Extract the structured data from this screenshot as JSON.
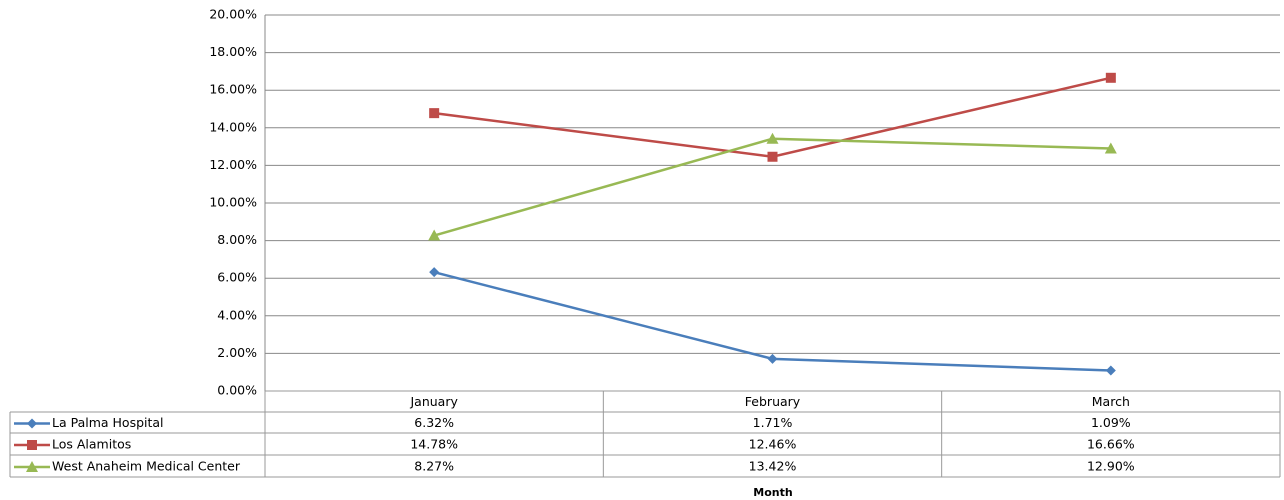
{
  "chart_data": {
    "type": "line",
    "x_label": "Month",
    "categories": [
      "January",
      "February",
      "March"
    ],
    "series": [
      {
        "name": "La Palma Hospital",
        "color": "#4a7ebb",
        "marker": "diamond",
        "values": [
          6.32,
          1.71,
          1.09
        ],
        "value_labels": [
          "6.32%",
          "1.71%",
          "1.09%"
        ]
      },
      {
        "name": "Los Alamitos",
        "color": "#be4b48",
        "marker": "square",
        "values": [
          14.78,
          12.46,
          16.66
        ],
        "value_labels": [
          "14.78%",
          "12.46%",
          "16.66%"
        ]
      },
      {
        "name": "West Anaheim Medical Center",
        "color": "#98b954",
        "marker": "triangle",
        "values": [
          8.27,
          13.42,
          12.9
        ],
        "value_labels": [
          "8.27%",
          "13.42%",
          "12.90%"
        ]
      }
    ],
    "ylim": [
      0,
      20
    ],
    "yticks": [
      {
        "value": 0,
        "label": "0.00%"
      },
      {
        "value": 2,
        "label": "2.00%"
      },
      {
        "value": 4,
        "label": "4.00%"
      },
      {
        "value": 6,
        "label": "6.00%"
      },
      {
        "value": 8,
        "label": "8.00%"
      },
      {
        "value": 10,
        "label": "10.00%"
      },
      {
        "value": 12,
        "label": "12.00%"
      },
      {
        "value": 14,
        "label": "14.00%"
      },
      {
        "value": 16,
        "label": "16.00%"
      },
      {
        "value": 18,
        "label": "18.00%"
      },
      {
        "value": 20,
        "label": "20.00%"
      }
    ],
    "grid": true
  }
}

▸ SET TASK:
Find the lines containing "marker" and pull them out.

▸ ANSWER TO THIS EXERCISE:
        "marker": "diamond",
        "marker": "square",
        "marker": "triangle",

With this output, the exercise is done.